#### Source extract

Hint: Exploiting ideas from related works are highly encouraged.

![alt text](<Screenshot 2024-03-16 alle 14.58.05.png>)

In [74]:
# Cosine similarity function
def simCosine(user1_id, user2_id, filename='ml-latest-small/ratings.csv'):
    users_ratings = csv_to_dict(filename)
    
    user1_ratings = users_ratings[user1_id]
    user2_ratings = users_ratings[user2_id]
    
    # estract common movies between the two users
    common_movies = set(user1_ratings.keys()) & set(user2_ratings.keys())
    
    if not common_movies:
        return 0
    
    # ratings of users about common movies
    common_movies_ratings_user1 = np.array([user1_ratings[movie] for movie in common_movies])

########
#### Recorded information

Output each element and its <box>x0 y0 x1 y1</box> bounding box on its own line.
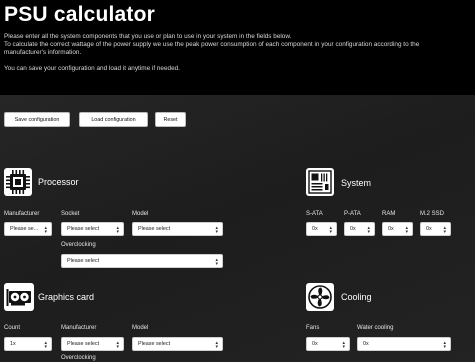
intro-line: To calculate the correct wattage of the … <box>4 41 420 49</box>
pata-select[interactable]: 0x ▴ ▾ <box>344 222 375 236</box>
select-value: Please select <box>67 341 100 347</box>
fans-label: Fans <box>306 325 320 331</box>
select-value: 0x <box>388 226 394 232</box>
processor-socket-select[interactable]: Please select ▴ ▾ <box>61 222 124 236</box>
system-section-title: System <box>341 178 372 188</box>
processor-manufacturer-label: Manufacturer <box>4 211 40 217</box>
up-down-chevron-icon: ▴ ▾ <box>342 340 345 350</box>
select-value: 0x <box>312 226 318 232</box>
graphics-model-select[interactable]: Please select ▴ ▾ <box>132 337 223 351</box>
up-down-chevron-icon: ▴ ▾ <box>329 225 332 235</box>
select-value: Please select <box>67 258 100 264</box>
up-down-chevron-icon: ▴ ▾ <box>215 257 218 267</box>
graphics-card-icon <box>4 283 34 311</box>
graphics-model-label: Model <box>132 325 149 331</box>
intro-text: Please enter all the system components t… <box>4 33 469 73</box>
sata-select[interactable]: 0x ▴ ▾ <box>306 222 337 236</box>
up-down-chevron-icon: ▴ ▾ <box>215 225 218 235</box>
select-value: 0x <box>350 226 356 232</box>
select-value: 0x <box>426 226 432 232</box>
water-cooling-label: Water cooling <box>357 325 394 331</box>
fan-icon <box>306 283 334 311</box>
cpu-chip-icon <box>4 168 32 196</box>
intro-line: manufacturer's information. <box>4 49 82 57</box>
processor-overclocking-select[interactable]: Please select ▴ ▾ <box>61 254 223 268</box>
m2-ssd-select[interactable]: 0x ▴ ▾ <box>420 222 451 236</box>
select-value: Please select <box>138 226 171 232</box>
up-down-chevron-icon: ▴ ▾ <box>215 340 218 350</box>
intro-line: You can save your configuration and load… <box>4 64 180 72</box>
fans-select[interactable]: 0x ▴ ▾ <box>306 337 350 351</box>
select-value: 1x <box>10 341 16 347</box>
up-down-chevron-icon: ▴ ▾ <box>443 225 446 235</box>
select-value: 0x <box>312 341 318 347</box>
ram-label: RAM <box>382 211 396 217</box>
up-down-chevron-icon: ▴ ▾ <box>116 225 119 235</box>
intro-line: Please enter all the system components t… <box>4 33 292 40</box>
processor-section-title: Processor <box>38 177 79 187</box>
up-down-chevron-icon: ▴ ▾ <box>405 225 408 235</box>
save-configuration-button[interactable]: Save configuration <box>4 112 70 127</box>
up-down-chevron-icon: ▴ ▾ <box>44 340 47 350</box>
processor-overclocking-label: Overclocking <box>61 242 96 248</box>
motherboard-icon <box>306 168 334 196</box>
reset-button[interactable]: Reset <box>155 112 186 127</box>
cooling-section-title: Cooling <box>341 292 372 302</box>
up-down-chevron-icon: ▴ ▾ <box>367 225 370 235</box>
processor-model-select[interactable]: Please select ▴ ▾ <box>132 222 223 236</box>
select-value: Please select <box>138 341 171 347</box>
select-value: Please select <box>67 226 100 232</box>
m2-ssd-label: M.2 SSD <box>420 211 445 217</box>
sata-label: S-ATA <box>306 211 323 217</box>
up-down-chevron-icon: ▴ ▾ <box>116 340 119 350</box>
load-configuration-button[interactable]: Load configuration <box>79 112 148 127</box>
graphics-manufacturer-label: Manufacturer <box>61 325 97 331</box>
graphics-section-title: Graphics card <box>38 292 95 302</box>
ram-select[interactable]: 0x ▴ ▾ <box>382 222 413 236</box>
page-title: PSU calculator <box>4 3 156 26</box>
select-value: 0x <box>363 341 369 347</box>
water-cooling-select[interactable]: 0x ▴ ▾ <box>357 337 451 351</box>
graphics-manufacturer-select[interactable]: Please select ▴ ▾ <box>61 337 124 351</box>
up-down-chevron-icon: ▴ ▾ <box>44 225 47 235</box>
pata-label: P-ATA <box>344 211 361 217</box>
processor-socket-label: Socket <box>61 211 80 217</box>
processor-manufacturer-select[interactable]: Please se... ▴ ▾ <box>4 222 52 236</box>
graphics-count-label: Count <box>4 325 21 331</box>
select-value: Please se... <box>10 226 39 232</box>
graphics-count-select[interactable]: 1x ▴ ▾ <box>4 337 52 351</box>
processor-model-label: Model <box>132 211 149 217</box>
graphics-overclocking-label: Overclocking <box>61 355 96 361</box>
up-down-chevron-icon: ▴ ▾ <box>443 340 446 350</box>
page-header: PSU calculator Please enter all the syst… <box>0 0 475 95</box>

########

Problems to work on:
1 – Check each statement below against the cosine similarity code and answer yes or no, quoting the exact words from the code that settle it.
(a) By default, the function reads ratings from 'ml-latest-small/ratings.csv'.
(b) When the two users share no movies, the function returns 1.
(c) The movies the two users have in common are found by intersecting the sets of their movie keys.
2 – Carry on writing the cosine similarity code in Python, picking up right after its last line so the function returns the similarity between the two users.

Answers below:
1 –
(a) Yes: "filename='ml-latest-small/ratings.csv'"
(b) No: "return 0"
(c) Yes: "set(user1_ratings.keys()) & set(user2_ratings.keys())"

2 –
    common_movies_ratings_user2 = np.array([user2_ratings[movie] for movie in common_movies])
    
    # cosine similarity
    similarity = np.dot(common_movies_ratings_user1, common_movies_ratings_user2) / (np.linalg.norm(common_movies_ratings_user1) * np.linalg.norm(common_movies_ratings_user2))
    
    return similarity


In [93]:
# test simCosine function
print(simCosine(1,4))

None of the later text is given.